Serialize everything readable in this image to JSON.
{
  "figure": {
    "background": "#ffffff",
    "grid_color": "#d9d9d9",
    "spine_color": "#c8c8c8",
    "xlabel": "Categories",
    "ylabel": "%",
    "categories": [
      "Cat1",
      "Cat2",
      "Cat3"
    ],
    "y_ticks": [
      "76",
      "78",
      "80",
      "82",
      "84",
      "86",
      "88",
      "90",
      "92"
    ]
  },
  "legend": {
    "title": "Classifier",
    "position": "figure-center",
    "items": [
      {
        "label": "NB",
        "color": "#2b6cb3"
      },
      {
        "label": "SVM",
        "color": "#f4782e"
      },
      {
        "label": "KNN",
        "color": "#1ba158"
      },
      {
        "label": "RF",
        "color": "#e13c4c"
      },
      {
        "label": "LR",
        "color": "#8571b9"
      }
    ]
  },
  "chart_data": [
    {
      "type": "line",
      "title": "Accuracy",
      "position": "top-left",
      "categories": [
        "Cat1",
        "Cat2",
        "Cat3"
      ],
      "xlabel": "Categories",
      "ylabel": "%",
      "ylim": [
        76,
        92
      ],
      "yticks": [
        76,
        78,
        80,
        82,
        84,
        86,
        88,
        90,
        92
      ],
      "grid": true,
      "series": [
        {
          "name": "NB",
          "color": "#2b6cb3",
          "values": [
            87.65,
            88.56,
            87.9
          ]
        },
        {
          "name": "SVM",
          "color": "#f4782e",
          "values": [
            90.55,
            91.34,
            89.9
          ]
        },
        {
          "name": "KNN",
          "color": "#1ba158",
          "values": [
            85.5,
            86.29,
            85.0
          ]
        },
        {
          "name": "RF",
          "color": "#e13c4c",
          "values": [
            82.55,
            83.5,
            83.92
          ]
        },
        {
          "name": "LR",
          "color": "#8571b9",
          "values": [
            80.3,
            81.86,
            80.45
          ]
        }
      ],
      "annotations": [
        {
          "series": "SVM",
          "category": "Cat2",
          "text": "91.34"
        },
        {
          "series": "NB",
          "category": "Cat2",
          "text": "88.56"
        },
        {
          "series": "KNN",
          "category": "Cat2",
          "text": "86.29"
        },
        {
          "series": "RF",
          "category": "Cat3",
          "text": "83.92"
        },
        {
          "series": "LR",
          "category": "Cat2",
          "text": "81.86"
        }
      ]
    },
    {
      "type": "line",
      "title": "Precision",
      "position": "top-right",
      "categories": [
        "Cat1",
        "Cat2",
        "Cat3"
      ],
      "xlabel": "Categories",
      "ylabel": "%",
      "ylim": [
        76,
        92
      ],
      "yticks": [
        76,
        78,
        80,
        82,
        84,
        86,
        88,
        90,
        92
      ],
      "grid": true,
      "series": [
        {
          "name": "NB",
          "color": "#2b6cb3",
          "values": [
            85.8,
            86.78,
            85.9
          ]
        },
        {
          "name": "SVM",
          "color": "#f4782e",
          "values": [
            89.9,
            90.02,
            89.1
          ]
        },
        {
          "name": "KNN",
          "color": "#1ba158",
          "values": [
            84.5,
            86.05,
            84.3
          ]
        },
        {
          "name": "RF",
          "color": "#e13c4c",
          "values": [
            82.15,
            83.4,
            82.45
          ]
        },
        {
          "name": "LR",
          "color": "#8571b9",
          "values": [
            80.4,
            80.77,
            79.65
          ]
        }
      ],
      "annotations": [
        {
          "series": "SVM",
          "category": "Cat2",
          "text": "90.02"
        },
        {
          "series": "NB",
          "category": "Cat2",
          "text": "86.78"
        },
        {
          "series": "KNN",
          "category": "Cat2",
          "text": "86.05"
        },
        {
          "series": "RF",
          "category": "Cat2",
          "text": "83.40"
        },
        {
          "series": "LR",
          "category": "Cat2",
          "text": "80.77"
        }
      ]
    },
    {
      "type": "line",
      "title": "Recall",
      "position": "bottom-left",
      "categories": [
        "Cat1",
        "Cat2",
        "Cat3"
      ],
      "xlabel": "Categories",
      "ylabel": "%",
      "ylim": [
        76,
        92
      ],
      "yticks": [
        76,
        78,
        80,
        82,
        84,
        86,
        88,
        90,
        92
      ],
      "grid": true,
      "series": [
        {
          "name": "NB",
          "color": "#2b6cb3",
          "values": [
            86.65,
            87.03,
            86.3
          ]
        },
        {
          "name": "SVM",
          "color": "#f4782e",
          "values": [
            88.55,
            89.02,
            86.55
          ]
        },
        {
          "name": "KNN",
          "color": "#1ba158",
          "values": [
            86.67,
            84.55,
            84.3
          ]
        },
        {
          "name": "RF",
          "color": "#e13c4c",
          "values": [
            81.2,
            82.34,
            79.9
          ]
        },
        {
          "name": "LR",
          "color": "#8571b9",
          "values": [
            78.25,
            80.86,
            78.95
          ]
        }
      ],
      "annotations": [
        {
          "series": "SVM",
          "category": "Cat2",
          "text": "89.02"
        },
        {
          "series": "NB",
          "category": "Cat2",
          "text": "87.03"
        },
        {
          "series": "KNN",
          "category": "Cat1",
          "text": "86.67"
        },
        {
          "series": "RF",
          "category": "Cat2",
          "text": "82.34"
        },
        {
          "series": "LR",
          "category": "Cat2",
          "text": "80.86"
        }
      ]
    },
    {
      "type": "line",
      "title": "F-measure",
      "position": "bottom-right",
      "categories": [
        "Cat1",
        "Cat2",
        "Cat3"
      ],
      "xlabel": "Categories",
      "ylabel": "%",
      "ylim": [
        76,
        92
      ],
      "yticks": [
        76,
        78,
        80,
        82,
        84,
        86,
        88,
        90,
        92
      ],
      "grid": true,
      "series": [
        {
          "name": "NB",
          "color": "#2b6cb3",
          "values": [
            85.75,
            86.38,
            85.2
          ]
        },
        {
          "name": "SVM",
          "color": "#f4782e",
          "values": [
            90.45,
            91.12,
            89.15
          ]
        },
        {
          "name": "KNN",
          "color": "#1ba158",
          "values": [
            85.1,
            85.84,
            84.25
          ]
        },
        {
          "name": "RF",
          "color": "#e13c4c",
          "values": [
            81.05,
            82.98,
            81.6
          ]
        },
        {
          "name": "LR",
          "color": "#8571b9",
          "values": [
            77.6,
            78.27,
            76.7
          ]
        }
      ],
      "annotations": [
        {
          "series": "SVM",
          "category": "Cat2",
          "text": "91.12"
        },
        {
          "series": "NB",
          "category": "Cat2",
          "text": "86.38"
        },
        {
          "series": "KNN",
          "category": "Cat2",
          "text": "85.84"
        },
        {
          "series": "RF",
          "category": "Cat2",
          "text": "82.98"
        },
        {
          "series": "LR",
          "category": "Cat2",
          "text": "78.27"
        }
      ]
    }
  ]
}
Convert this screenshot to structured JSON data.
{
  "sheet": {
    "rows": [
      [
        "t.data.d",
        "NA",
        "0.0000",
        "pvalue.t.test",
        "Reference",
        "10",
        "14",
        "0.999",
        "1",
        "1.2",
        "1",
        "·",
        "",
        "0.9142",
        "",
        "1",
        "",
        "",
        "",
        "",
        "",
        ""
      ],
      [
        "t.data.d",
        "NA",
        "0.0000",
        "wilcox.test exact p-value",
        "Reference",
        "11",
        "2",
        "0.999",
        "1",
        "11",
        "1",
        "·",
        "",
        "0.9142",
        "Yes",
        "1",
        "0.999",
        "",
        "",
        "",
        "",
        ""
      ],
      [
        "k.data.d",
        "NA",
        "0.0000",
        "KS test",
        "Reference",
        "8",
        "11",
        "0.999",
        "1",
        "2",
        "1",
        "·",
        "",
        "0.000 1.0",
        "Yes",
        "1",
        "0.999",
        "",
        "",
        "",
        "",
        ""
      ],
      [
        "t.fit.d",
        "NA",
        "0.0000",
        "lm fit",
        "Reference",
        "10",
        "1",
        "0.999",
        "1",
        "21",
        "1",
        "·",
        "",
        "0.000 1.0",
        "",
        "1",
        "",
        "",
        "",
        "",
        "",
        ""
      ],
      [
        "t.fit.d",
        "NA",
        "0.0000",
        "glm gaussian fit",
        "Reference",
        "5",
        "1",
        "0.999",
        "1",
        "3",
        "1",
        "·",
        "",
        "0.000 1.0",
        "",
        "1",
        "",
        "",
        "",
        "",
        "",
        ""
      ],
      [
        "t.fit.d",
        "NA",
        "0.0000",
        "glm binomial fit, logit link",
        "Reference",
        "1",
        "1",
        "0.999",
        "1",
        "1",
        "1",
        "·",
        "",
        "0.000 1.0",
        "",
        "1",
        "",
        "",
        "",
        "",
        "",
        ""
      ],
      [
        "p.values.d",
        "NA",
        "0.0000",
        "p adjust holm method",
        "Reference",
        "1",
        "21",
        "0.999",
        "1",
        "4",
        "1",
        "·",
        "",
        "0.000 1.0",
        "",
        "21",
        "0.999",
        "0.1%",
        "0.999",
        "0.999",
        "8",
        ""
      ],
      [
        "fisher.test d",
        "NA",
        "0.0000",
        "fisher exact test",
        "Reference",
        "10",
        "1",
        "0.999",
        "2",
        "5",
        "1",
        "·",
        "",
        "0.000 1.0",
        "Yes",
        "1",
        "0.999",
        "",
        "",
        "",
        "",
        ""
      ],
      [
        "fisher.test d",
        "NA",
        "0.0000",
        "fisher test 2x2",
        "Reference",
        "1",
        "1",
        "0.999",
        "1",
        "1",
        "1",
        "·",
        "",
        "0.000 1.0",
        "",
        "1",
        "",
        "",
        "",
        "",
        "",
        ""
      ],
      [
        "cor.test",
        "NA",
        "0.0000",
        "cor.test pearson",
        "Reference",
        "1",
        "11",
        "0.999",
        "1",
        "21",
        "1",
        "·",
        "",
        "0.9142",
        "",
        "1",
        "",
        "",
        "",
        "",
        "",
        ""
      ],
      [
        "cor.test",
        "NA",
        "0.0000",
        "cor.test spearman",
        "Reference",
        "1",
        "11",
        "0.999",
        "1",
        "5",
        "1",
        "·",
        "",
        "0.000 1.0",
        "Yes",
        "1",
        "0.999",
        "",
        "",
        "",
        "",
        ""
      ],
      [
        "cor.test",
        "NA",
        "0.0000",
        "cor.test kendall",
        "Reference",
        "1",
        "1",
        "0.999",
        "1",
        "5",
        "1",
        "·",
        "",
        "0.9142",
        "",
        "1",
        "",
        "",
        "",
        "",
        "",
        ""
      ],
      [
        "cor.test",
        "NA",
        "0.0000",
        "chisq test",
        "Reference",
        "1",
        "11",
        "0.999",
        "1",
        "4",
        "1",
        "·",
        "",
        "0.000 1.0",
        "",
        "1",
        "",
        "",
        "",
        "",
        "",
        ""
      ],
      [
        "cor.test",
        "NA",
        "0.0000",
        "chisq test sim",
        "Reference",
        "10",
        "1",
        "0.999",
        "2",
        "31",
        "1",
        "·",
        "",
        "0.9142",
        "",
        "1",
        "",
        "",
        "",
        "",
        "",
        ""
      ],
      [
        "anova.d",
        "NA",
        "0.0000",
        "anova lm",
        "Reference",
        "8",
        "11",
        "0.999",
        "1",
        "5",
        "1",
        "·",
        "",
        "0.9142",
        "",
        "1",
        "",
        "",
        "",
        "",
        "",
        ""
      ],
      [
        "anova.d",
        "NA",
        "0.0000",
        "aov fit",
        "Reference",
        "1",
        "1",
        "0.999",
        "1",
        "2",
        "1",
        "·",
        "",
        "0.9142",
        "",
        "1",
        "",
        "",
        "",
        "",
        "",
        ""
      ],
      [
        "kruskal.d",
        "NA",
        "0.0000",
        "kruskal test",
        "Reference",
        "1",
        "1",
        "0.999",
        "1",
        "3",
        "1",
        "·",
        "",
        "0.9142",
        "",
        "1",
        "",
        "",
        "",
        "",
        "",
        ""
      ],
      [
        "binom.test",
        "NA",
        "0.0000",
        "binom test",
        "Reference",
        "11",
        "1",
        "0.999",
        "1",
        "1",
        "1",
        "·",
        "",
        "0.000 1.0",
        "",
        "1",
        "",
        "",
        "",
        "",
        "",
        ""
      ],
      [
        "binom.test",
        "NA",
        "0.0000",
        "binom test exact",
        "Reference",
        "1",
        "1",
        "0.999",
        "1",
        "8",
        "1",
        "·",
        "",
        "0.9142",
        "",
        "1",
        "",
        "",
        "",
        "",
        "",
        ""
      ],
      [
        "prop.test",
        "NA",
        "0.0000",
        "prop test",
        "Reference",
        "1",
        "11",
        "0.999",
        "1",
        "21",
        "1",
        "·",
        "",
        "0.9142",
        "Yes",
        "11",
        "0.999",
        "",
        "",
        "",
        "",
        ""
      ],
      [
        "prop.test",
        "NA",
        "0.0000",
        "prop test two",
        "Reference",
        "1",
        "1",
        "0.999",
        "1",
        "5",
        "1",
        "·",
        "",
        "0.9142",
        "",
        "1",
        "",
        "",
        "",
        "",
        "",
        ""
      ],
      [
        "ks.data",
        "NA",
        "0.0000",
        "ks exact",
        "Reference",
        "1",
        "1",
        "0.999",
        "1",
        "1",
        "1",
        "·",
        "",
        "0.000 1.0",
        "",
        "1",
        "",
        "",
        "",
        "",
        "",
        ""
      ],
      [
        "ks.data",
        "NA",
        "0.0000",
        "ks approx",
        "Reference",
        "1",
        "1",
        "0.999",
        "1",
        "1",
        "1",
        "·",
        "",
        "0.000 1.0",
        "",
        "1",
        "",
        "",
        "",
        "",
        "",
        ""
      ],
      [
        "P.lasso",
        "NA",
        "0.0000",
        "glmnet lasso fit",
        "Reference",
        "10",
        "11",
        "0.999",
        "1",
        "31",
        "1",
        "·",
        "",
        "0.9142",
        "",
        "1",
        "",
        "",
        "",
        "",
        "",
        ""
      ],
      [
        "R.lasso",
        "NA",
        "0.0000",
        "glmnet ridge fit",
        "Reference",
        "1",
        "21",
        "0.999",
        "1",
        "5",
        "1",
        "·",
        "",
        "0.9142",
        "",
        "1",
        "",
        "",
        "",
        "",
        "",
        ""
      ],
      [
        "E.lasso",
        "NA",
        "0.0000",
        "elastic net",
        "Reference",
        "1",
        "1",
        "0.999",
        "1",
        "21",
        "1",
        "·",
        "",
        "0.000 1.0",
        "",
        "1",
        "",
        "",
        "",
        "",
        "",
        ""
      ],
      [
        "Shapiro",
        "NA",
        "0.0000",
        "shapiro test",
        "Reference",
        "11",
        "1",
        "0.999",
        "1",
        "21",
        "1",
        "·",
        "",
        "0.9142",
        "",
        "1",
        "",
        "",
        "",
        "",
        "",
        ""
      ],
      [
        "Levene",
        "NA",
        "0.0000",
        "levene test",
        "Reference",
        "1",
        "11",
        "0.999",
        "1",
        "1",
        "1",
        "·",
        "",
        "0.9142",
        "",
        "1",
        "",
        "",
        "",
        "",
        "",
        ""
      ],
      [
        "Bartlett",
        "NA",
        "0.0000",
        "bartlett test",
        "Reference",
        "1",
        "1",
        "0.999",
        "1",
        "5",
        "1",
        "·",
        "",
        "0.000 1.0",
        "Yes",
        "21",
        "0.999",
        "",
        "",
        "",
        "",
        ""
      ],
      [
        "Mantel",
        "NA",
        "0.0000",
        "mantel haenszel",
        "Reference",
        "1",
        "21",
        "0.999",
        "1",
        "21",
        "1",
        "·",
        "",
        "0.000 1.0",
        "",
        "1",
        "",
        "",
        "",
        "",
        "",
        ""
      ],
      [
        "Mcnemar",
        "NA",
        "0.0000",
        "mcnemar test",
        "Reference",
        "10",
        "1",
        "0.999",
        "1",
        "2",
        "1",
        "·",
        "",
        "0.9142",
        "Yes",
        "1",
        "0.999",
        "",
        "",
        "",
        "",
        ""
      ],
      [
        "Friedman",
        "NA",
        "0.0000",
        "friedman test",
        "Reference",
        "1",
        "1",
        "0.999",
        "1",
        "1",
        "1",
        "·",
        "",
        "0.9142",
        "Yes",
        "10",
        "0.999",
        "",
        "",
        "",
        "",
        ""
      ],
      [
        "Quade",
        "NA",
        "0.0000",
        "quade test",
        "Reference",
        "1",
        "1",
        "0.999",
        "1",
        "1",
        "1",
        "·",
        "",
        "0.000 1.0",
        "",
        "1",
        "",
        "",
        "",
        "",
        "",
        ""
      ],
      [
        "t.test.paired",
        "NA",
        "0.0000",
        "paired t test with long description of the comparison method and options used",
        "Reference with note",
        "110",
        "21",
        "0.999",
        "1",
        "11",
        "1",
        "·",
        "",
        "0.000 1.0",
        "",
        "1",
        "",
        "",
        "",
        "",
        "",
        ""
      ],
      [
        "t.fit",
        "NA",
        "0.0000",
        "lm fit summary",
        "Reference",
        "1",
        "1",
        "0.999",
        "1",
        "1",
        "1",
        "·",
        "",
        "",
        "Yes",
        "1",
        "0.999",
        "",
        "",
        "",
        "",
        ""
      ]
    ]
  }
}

##########

Goal of the exercise: A line counts if it holds the word "prop". How many lines of the entries count? Give the number only.

Correct response: 4